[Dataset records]
++++++++++++++++++++
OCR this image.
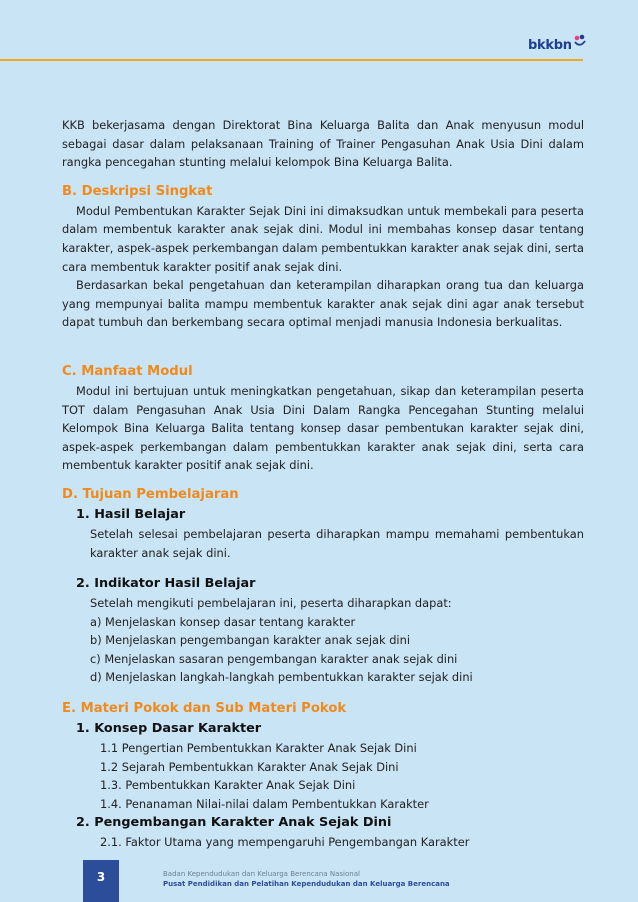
bkkbn

KKB bekerjasama dengan Direktorat Bina Keluarga Balita dan Anak menyusun modul sebagai dasar dalam pelaksanaan Training of Trainer Pengasuhan Anak Usia Dini dalam rangka pencegahan stunting melalui kelompok Bina Keluarga Balita.

B. Deskripsi Singkat

Modul Pembentukan Karakter Sejak Dini ini dimaksudkan untuk membekali para peserta dalam membentuk karakter anak sejak dini. Modul ini membahas konsep dasar tentang karakter, aspek-aspek perkembangan dalam pembentukkan karakter anak sejak dini, serta cara membentuk karakter positif anak sejak dini.

Berdasarkan bekal pengetahuan dan keterampilan diharapkan orang tua dan keluarga yang mempunyai balita mampu membentuk karakter anak sejak dini agar anak tersebut dapat tumbuh dan berkembang secara optimal menjadi manusia Indonesia berkualitas.

C. Manfaat Modul

Modul ini bertujuan untuk meningkatkan pengetahuan, sikap dan keterampilan peserta TOT dalam Pengasuhan Anak Usia Dini Dalam Rangka Pencegahan Stunting melalui Kelompok Bina Keluarga Balita tentang konsep dasar pembentukan karakter sejak dini, aspek-aspek perkembangan dalam pembentukkan karakter anak sejak dini, serta cara membentuk karakter positif anak sejak dini.

D. Tujuan Pembelajaran
1. Hasil Belajar

Setelah selesai pembelajaran peserta diharapkan mampu memahami pembentukan karakter anak sejak dini.

2. Indikator Hasil Belajar

Setelah mengikuti pembelajaran ini, peserta diharapkan dapat:

a) Menjelaskan konsep dasar tentang karakter
b) Menjelaskan pengembangan karakter anak sejak dini
c) Menjelaskan sasaran pengembangan karakter anak sejak dini
d) Menjelaskan langkah-langkah pembentukkan karakter sejak dini
E. Materi Pokok dan Sub Materi Pokok
1. Konsep Dasar Karakter
1.1 Pengertian Pembentukkan Karakter Anak Sejak Dini
1.2 Sejarah Pembentukkan Karakter Anak Sejak Dini
1.3. Pembentukkan Karakter Anak Sejak Dini
1.4. Penanaman Nilai-nilai dalam Pembentukkan Karakter
2. Pengembangan Karakter Anak Sejak Dini
2.1. Faktor Utama yang mempengaruhi Pengembangan Karakter
3	Badan Kependudukan dan Keluarga Berencana Nasional
Pusat Pendidikan dan Pelatihan Kependudukan dan Keluarga Berencana
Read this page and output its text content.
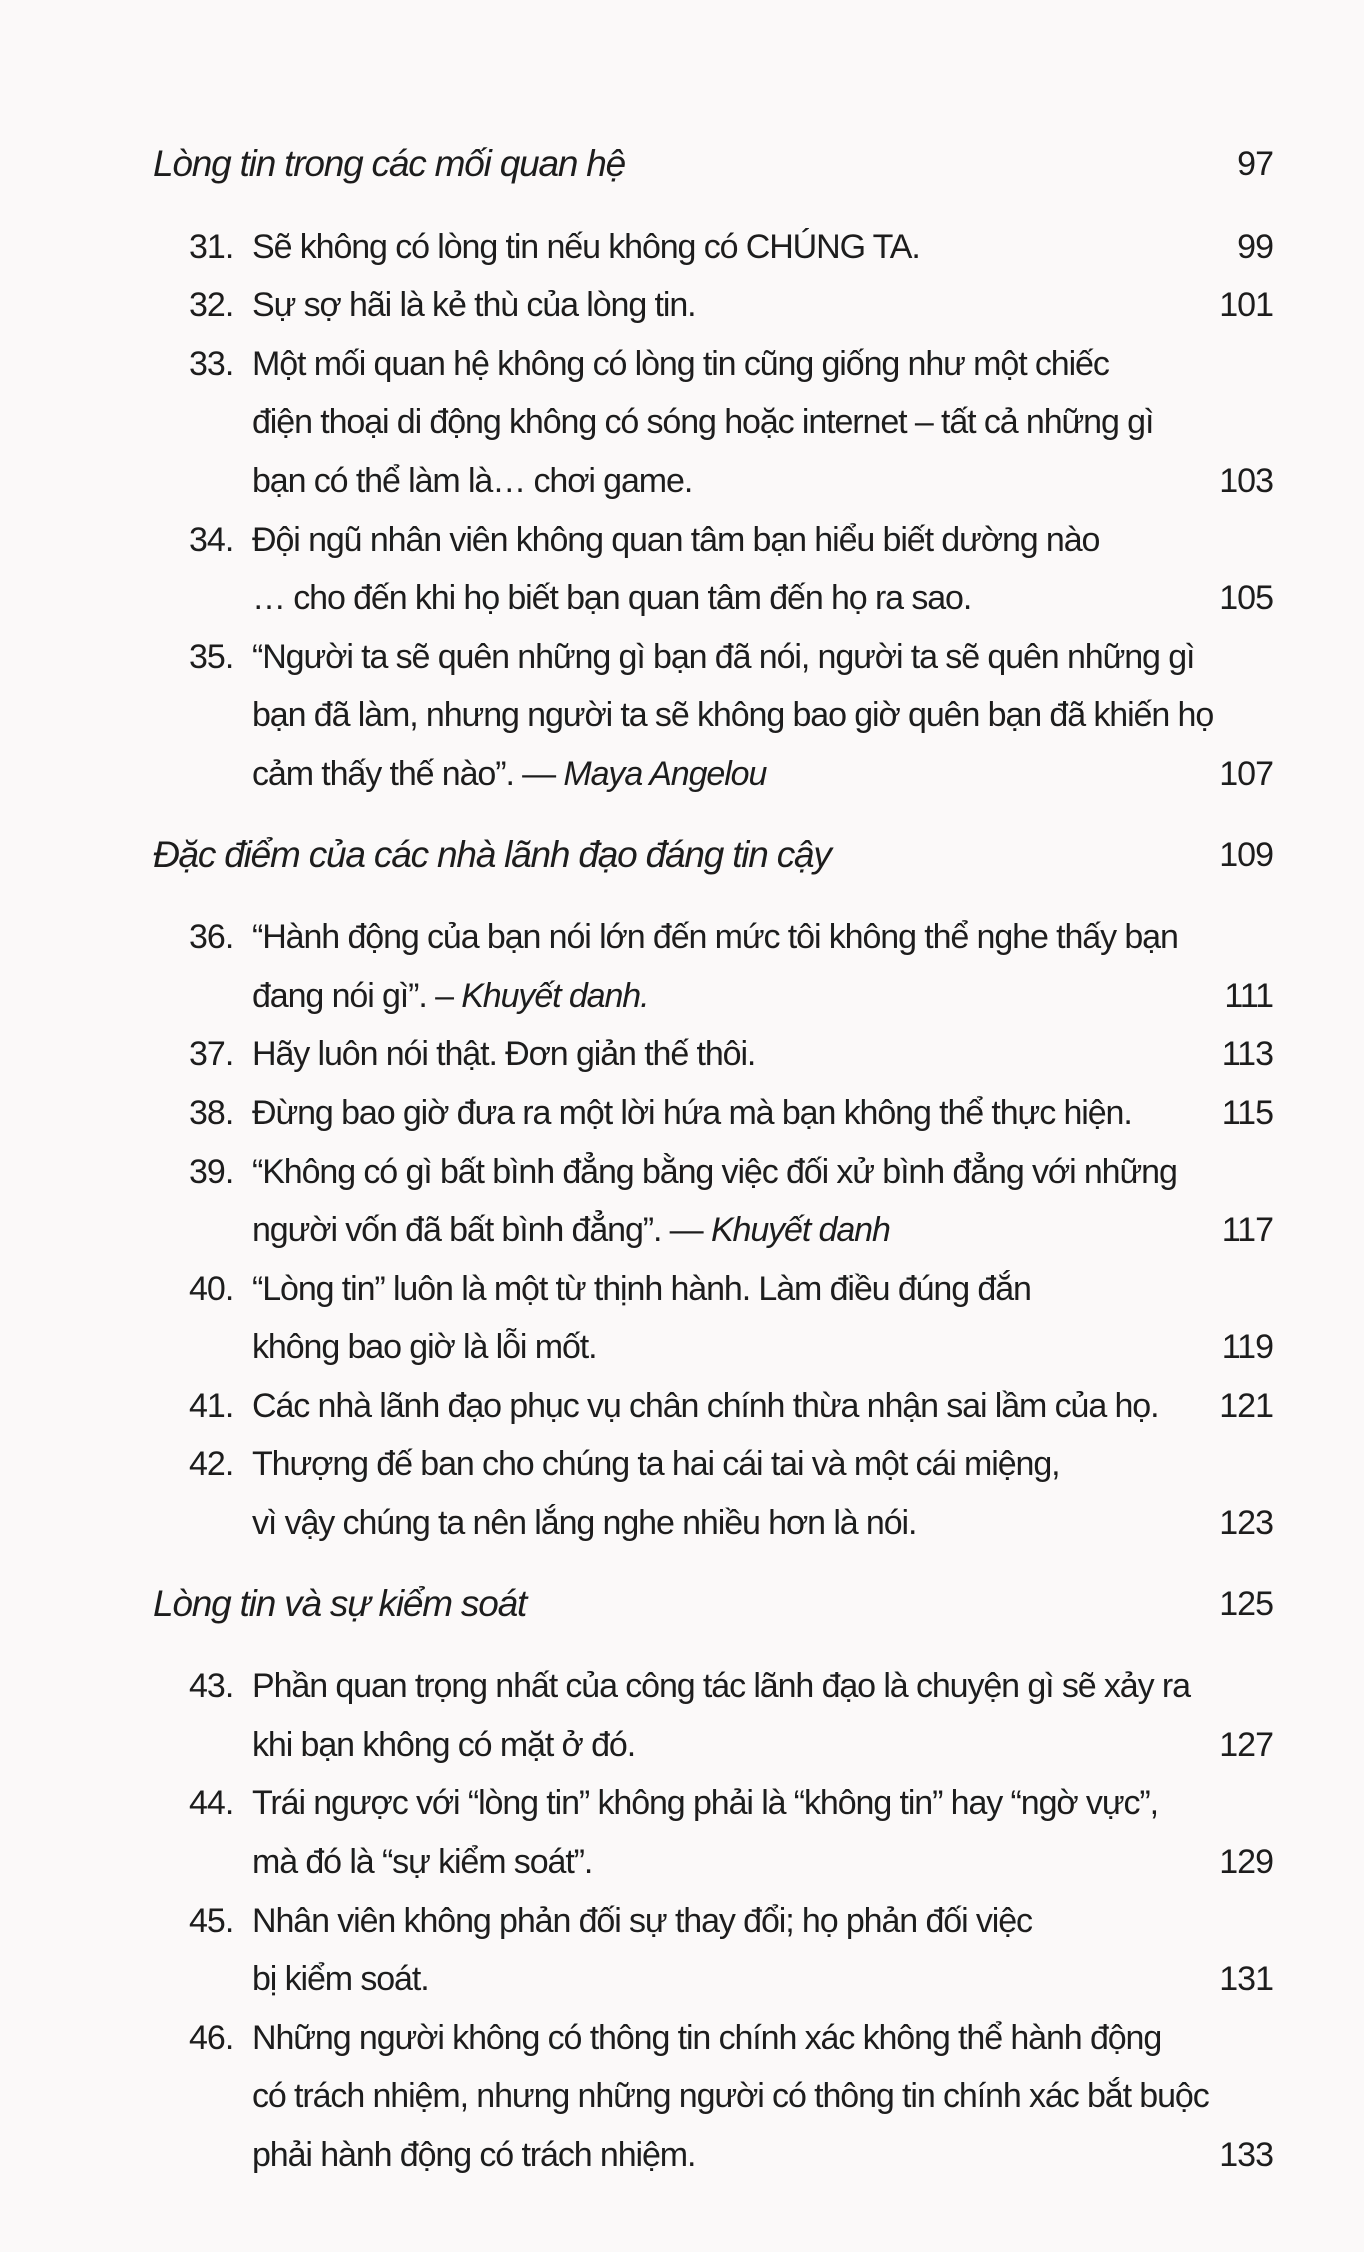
Lòng tin trong các mối quan hệ	97
31. Sẽ không có lòng tin nếu không có CHÚNG TA.	99
32. Sự sợ hãi là kẻ thù của lòng tin.	101
33. Một mối quan hệ không có lòng tin cũng giống như một chiếc
điện thoại di động không có sóng hoặc internet – tất cả những gì
bạn có thể làm là… chơi game.	103
34. Đội ngũ nhân viên không quan tâm bạn hiểu biết dường nào
… cho đến khi họ biết bạn quan tâm đến họ ra sao.	105
35. “Người ta sẽ quên những gì bạn đã nói, người ta sẽ quên những gì
bạn đã làm, nhưng người ta sẽ không bao giờ quên bạn đã khiến họ
cảm thấy thế nào”. — Maya Angelou	107
Đặc điểm của các nhà lãnh đạo đáng tin cậy	109
36. “Hành động của bạn nói lớn đến mức tôi không thể nghe thấy bạn
đang nói gì”. – Khuyết danh.	111
37. Hãy luôn nói thật. Đơn giản thế thôi.	113
38. Đừng bao giờ đưa ra một lời hứa mà bạn không thể thực hiện.	115
39. “Không có gì bất bình đẳng bằng việc đối xử bình đẳng với những
người vốn đã bất bình đẳng”. — Khuyết danh	117
40. “Lòng tin” luôn là một từ thịnh hành. Làm điều đúng đắn
không bao giờ là lỗi mốt.	119
41. Các nhà lãnh đạo phục vụ chân chính thừa nhận sai lầm của họ. 121
42. Thượng đế ban cho chúng ta hai cái tai và một cái miệng,
vì vậy chúng ta nên lắng nghe nhiều hơn là nói.	123
Lòng tin và sự kiểm soát	125
43. Phần quan trọng nhất của công tác lãnh đạo là chuyện gì sẽ xảy ra
khi bạn không có mặt ở đó.	127
44. Trái ngược với “lòng tin” không phải là “không tin” hay “ngờ vực”,
mà đó là “sự kiểm soát”.	129
45. Nhân viên không phản đối sự thay đổi; họ phản đối việc
bị kiểm soát.	131
46. Những người không có thông tin chính xác không thể hành động
có trách nhiệm, nhưng những người có thông tin chính xác bắt buộc
phải hành động có trách nhiệm.	133
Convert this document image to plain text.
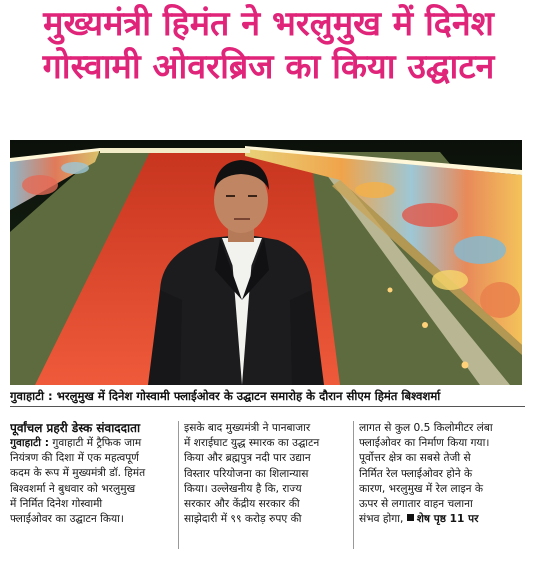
मुख्यमंत्री हिमंत ने भरलुमुख में दिनेश
गोस्वामी ओवरब्रिज का किया उद्घाटन
गुवाहाटी : भरलुमुख में दिनेश गोस्वामी फ्लाईओवर के उद्घाटन समारोह के दौरान सीएम हिमंत बिश्वशर्मा
पूर्वांचल प्रहरी डेस्क संवाददाता
गुवाहाटी : गुवाहाटी में ट्रैफिक जाम
नियंत्रण की दिशा में एक महत्वपूर्ण
कदम के रूप में मुख्यमंत्री डॉ. हिमंत
बिश्वशर्मा ने बुधवार को भरलुमुख
में निर्मित दिनेश गोस्वामी
फ्लाईओवर का उद्घाटन किया।
इसके बाद मुख्यमंत्री ने पानबाजार
में शराईघाट युद्ध स्मारक का उद्घाटन
किया और ब्रह्मपुत्र नदी पार उद्यान
विस्तार परियोजना का शिलान्यास
किया। उल्लेखनीय है कि, राज्य
सरकार और केंद्रीय सरकार की
साझेदारी में ९९ करोड़ रुपए की
लागत से कुल 0.5 किलोमीटर लंबा
फ्लाईओवर का निर्माण किया गया।
पूर्वोत्तर क्षेत्र का सबसे तेजी से
निर्मित रेल फ्लाईओवर होने के
कारण, भरलुमुख में रेल लाइन के
ऊपर से लगातार वाहन चलाना
संभव होगा, शेष पृष्ठ 11 पर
++++++++++++++++++++
§ Work to be completed:
Repeat each record exactly, with the pictures left out.

§ Solution to the exercise:
OCR this image.
bkkbn

KKB bekerjasama dengan Direktorat Bina Keluarga Balita dan Anak menyusun modul sebagai dasar dalam pelaksanaan Training of Trainer Pengasuhan Anak Usia Dini dalam rangka pencegahan stunting melalui kelompok Bina Keluarga Balita.

B. Deskripsi Singkat

Modul Pembentukan Karakter Sejak Dini ini dimaksudkan untuk membekali para peserta dalam membentuk karakter anak sejak dini. Modul ini membahas konsep dasar tentang karakter, aspek-aspek perkembangan dalam pembentukkan karakter anak sejak dini, serta cara membentuk karakter positif anak sejak dini.

Berdasarkan bekal pengetahuan dan keterampilan diharapkan orang tua dan keluarga yang mempunyai balita mampu membentuk karakter anak sejak dini agar anak tersebut dapat tumbuh dan berkembang secara optimal menjadi manusia Indonesia berkualitas.

C. Manfaat Modul

Modul ini bertujuan untuk meningkatkan pengetahuan, sikap dan keterampilan peserta TOT dalam Pengasuhan Anak Usia Dini Dalam Rangka Pencegahan Stunting melalui Kelompok Bina Keluarga Balita tentang konsep dasar pembentukan karakter sejak dini, aspek-aspek perkembangan dalam pembentukkan karakter anak sejak dini, serta cara membentuk karakter positif anak sejak dini.

D. Tujuan Pembelajaran
1. Hasil Belajar

Setelah selesai pembelajaran peserta diharapkan mampu memahami pembentukan karakter anak sejak dini.

2. Indikator Hasil Belajar

Setelah mengikuti pembelajaran ini, peserta diharapkan dapat:

a) Menjelaskan konsep dasar tentang karakter
b) Menjelaskan pengembangan karakter anak sejak dini
c) Menjelaskan sasaran pengembangan karakter anak sejak dini
d) Menjelaskan langkah-langkah pembentukkan karakter sejak dini
E. Materi Pokok dan Sub Materi Pokok
1. Konsep Dasar Karakter
1.1 Pengertian Pembentukkan Karakter Anak Sejak Dini
1.2 Sejarah Pembentukkan Karakter Anak Sejak Dini
1.3. Pembentukkan Karakter Anak Sejak Dini
1.4. Penanaman Nilai-nilai dalam Pembentukkan Karakter
2. Pengembangan Karakter Anak Sejak Dini
2.1. Faktor Utama yang mempengaruhi Pengembangan Karakter
3	Badan Kependudukan dan Keluarga Berencana Nasional
Pusat Pendidikan dan Pelatihan Kependudukan dan Keluarga Berencana
Read this page and output its text content.
Lòng tin trong các mối quan hệ	97
31. Sẽ không có lòng tin nếu không có CHÚNG TA.	99
32. Sự sợ hãi là kẻ thù của lòng tin.	101
33. Một mối quan hệ không có lòng tin cũng giống như một chiếc
điện thoại di động không có sóng hoặc internet – tất cả những gì
bạn có thể làm là… chơi game.	103
34. Đội ngũ nhân viên không quan tâm bạn hiểu biết dường nào
… cho đến khi họ biết bạn quan tâm đến họ ra sao.	105
35. “Người ta sẽ quên những gì bạn đã nói, người ta sẽ quên những gì
bạn đã làm, nhưng người ta sẽ không bao giờ quên bạn đã khiến họ
cảm thấy thế nào”. — Maya Angelou	107
Đặc điểm của các nhà lãnh đạo đáng tin cậy	109
36. “Hành động của bạn nói lớn đến mức tôi không thể nghe thấy bạn
đang nói gì”. – Khuyết danh.	111
37. Hãy luôn nói thật. Đơn giản thế thôi.	113
38. Đừng bao giờ đưa ra một lời hứa mà bạn không thể thực hiện.	115
39. “Không có gì bất bình đẳng bằng việc đối xử bình đẳng với những
người vốn đã bất bình đẳng”. — Khuyết danh	117
40. “Lòng tin” luôn là một từ thịnh hành. Làm điều đúng đắn
không bao giờ là lỗi mốt.	119
41. Các nhà lãnh đạo phục vụ chân chính thừa nhận sai lầm của họ. 121
42. Thượng đế ban cho chúng ta hai cái tai và một cái miệng,
vì vậy chúng ta nên lắng nghe nhiều hơn là nói.	123
Lòng tin và sự kiểm soát	125
43. Phần quan trọng nhất của công tác lãnh đạo là chuyện gì sẽ xảy ra
khi bạn không có mặt ở đó.	127
44. Trái ngược với “lòng tin” không phải là “không tin” hay “ngờ vực”,
mà đó là “sự kiểm soát”.	129
45. Nhân viên không phản đối sự thay đổi; họ phản đối việc
bị kiểm soát.	131
46. Những người không có thông tin chính xác không thể hành động
có trách nhiệm, nhưng những người có thông tin chính xác bắt buộc
phải hành động có trách nhiệm.	133
Convert this document image to plain text.
मुख्यमंत्री हिमंत ने भरलुमुख में दिनेश
गोस्वामी ओवरब्रिज का किया उद्घाटन
गुवाहाटी : भरलुमुख में दिनेश गोस्वामी फ्लाईओवर के उद्घाटन समारोह के दौरान सीएम हिमंत बिश्वशर्मा
पूर्वांचल प्रहरी डेस्क संवाददाता
गुवाहाटी : गुवाहाटी में ट्रैफिक जाम
नियंत्रण की दिशा में एक महत्वपूर्ण
कदम के रूप में मुख्यमंत्री डॉ. हिमंत
बिश्वशर्मा ने बुधवार को भरलुमुख
में निर्मित दिनेश गोस्वामी
फ्लाईओवर का उद्घाटन किया।
इसके बाद मुख्यमंत्री ने पानबाजार
में शराईघाट युद्ध स्मारक का उद्घाटन
किया और ब्रह्मपुत्र नदी पार उद्यान
विस्तार परियोजना का शिलान्यास
किया। उल्लेखनीय है कि, राज्य
सरकार और केंद्रीय सरकार की
साझेदारी में ९९ करोड़ रुपए की
लागत से कुल 0.5 किलोमीटर लंबा
फ्लाईओवर का निर्माण किया गया।
पूर्वोत्तर क्षेत्र का सबसे तेजी से
निर्मित रेल फ्लाईओवर होने के
कारण, भरलुमुख में रेल लाइन के
ऊपर से लगातार वाहन चलाना
संभव होगा, शेष पृष्ठ 11 पर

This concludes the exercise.